begin

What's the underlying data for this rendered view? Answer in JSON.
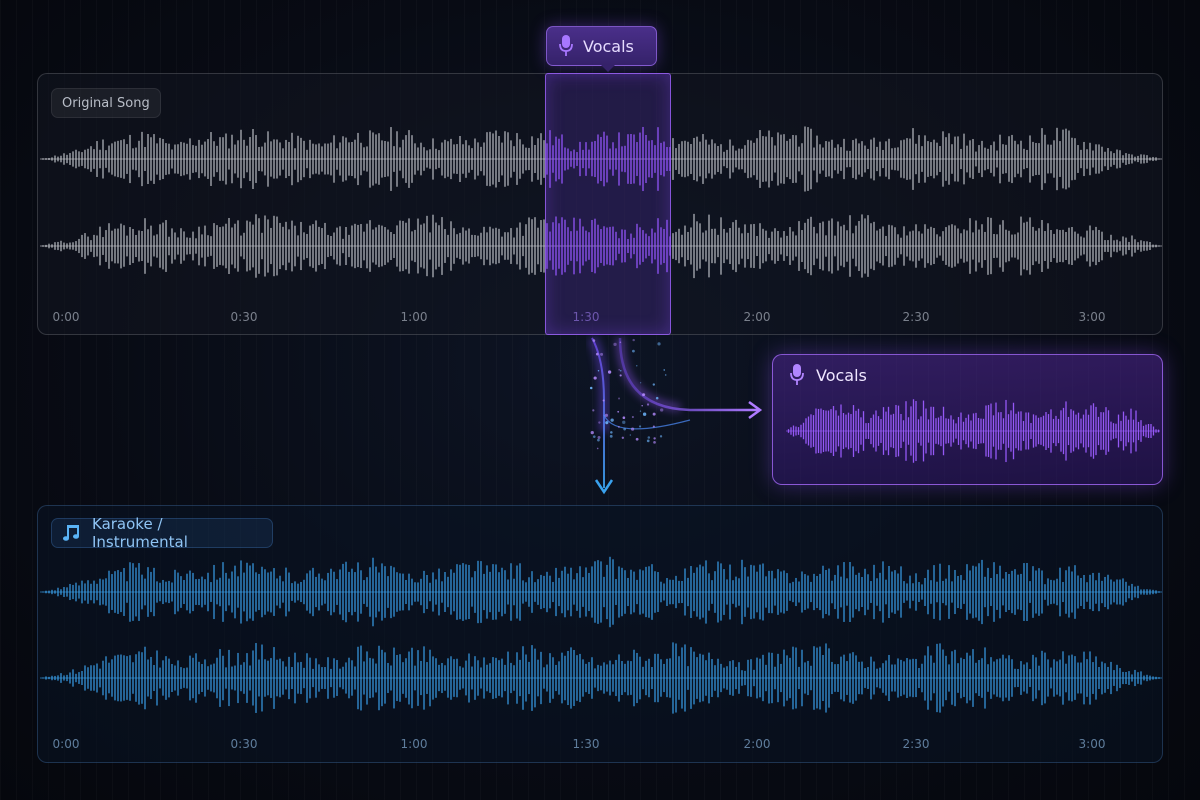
{
  "original": {
    "label": "Original Song",
    "timestamps": [
      "0:00",
      "0:30",
      "1:00",
      "1:30",
      "2:00",
      "2:30",
      "3:00"
    ]
  },
  "selection": {
    "label": "Vocals",
    "icon": "microphone-icon"
  },
  "vocals_output": {
    "label": "Vocals",
    "icon": "microphone-icon"
  },
  "karaoke": {
    "label": "Karaoke / Instrumental",
    "icon": "music-note-icon",
    "timestamps": [
      "0:00",
      "0:30",
      "1:00",
      "1:30",
      "2:00",
      "2:30",
      "3:00"
    ]
  },
  "colors": {
    "original_wave": "#c9ccd2",
    "vocals_accent": "#9b5cff",
    "karaoke_wave": "#3aa2ee"
  }
}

end

● **Work to complete**
Leave the pictures out and reproduce all of the records exactly.

● **Exercise result**
What's the underlying data for this rendered view? Answer in JSON.
{
  "original": {
    "label": "Original Song",
    "timestamps": [
      "0:00",
      "0:30",
      "1:00",
      "1:30",
      "2:00",
      "2:30",
      "3:00"
    ]
  },
  "selection": {
    "label": "Vocals",
    "icon": "microphone-icon"
  },
  "vocals_output": {
    "label": "Vocals",
    "icon": "microphone-icon"
  },
  "karaoke": {
    "label": "Karaoke / Instrumental",
    "icon": "music-note-icon",
    "timestamps": [
      "0:00",
      "0:30",
      "1:00",
      "1:30",
      "2:00",
      "2:30",
      "3:00"
    ]
  },
  "colors": {
    "original_wave": "#c9ccd2",
    "vocals_accent": "#9b5cff",
    "karaoke_wave": "#3aa2ee"
  }
}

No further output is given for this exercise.